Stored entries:

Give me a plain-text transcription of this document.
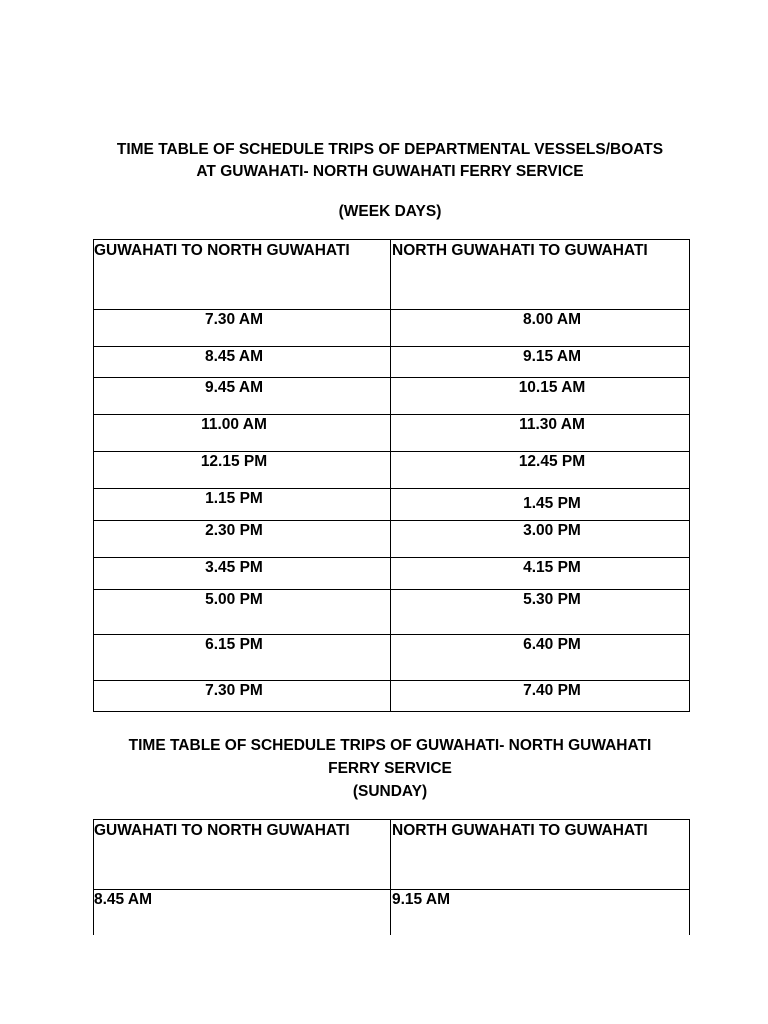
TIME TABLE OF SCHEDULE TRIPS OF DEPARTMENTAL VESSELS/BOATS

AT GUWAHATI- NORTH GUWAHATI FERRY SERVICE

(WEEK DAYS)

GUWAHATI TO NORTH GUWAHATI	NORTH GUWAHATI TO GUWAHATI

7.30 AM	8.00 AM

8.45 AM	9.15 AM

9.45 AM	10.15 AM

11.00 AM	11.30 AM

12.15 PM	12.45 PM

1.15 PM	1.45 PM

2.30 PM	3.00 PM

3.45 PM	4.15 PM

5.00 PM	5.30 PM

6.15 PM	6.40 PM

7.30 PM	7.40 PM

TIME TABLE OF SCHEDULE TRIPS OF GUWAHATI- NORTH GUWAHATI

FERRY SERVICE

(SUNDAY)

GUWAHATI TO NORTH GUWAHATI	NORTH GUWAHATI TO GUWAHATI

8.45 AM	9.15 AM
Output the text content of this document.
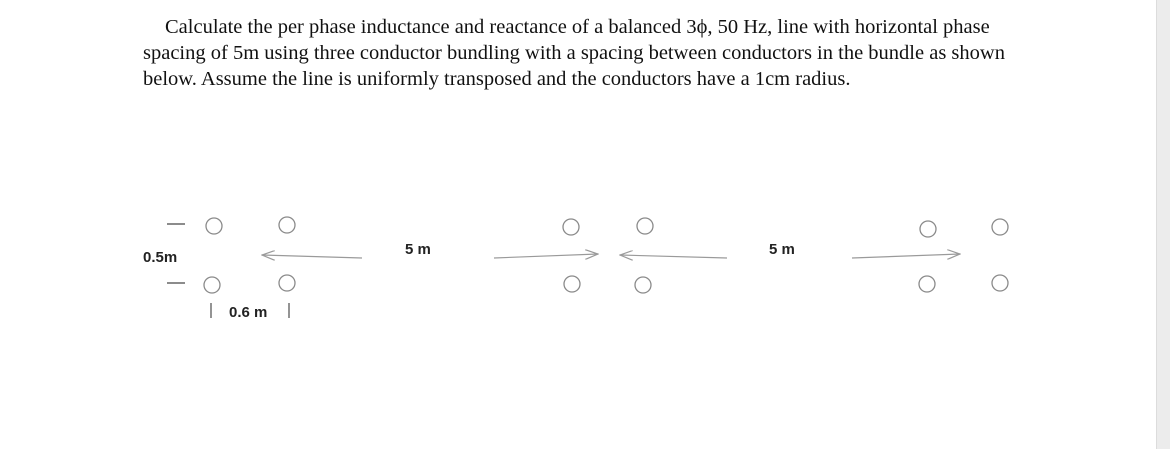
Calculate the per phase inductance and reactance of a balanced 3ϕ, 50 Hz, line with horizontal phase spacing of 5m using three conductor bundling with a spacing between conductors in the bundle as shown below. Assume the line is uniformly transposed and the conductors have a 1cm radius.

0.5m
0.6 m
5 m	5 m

PROBLEM >> Without the pictures, print the records in full, exactly as they appear.

FINISHED EXERCISE >>
Give me a plain-text transcription of this document.
TIME TABLE OF SCHEDULE TRIPS OF DEPARTMENTAL VESSELS/BOATS

AT GUWAHATI- NORTH GUWAHATI FERRY SERVICE

(WEEK DAYS)

GUWAHATI TO NORTH GUWAHATI	NORTH GUWAHATI TO GUWAHATI

7.30 AM	8.00 AM

8.45 AM	9.15 AM

9.45 AM	10.15 AM

11.00 AM	11.30 AM

12.15 PM	12.45 PM

1.15 PM	1.45 PM

2.30 PM	3.00 PM

3.45 PM	4.15 PM

5.00 PM	5.30 PM

6.15 PM	6.40 PM

7.30 PM	7.40 PM

TIME TABLE OF SCHEDULE TRIPS OF GUWAHATI- NORTH GUWAHATI

FERRY SERVICE

(SUNDAY)

GUWAHATI TO NORTH GUWAHATI	NORTH GUWAHATI TO GUWAHATI

8.45 AM	9.15 AM
Output the text content of this document.
Calculate the per phase inductance and reactance of a balanced 3ϕ, 50 Hz, line with horizontal phase spacing of 5m using three conductor bundling with a spacing between conductors in the bundle as shown below. Assume the line is uniformly transposed and the conductors have a 1cm radius.

0.5m
0.6 m
5 m	5 m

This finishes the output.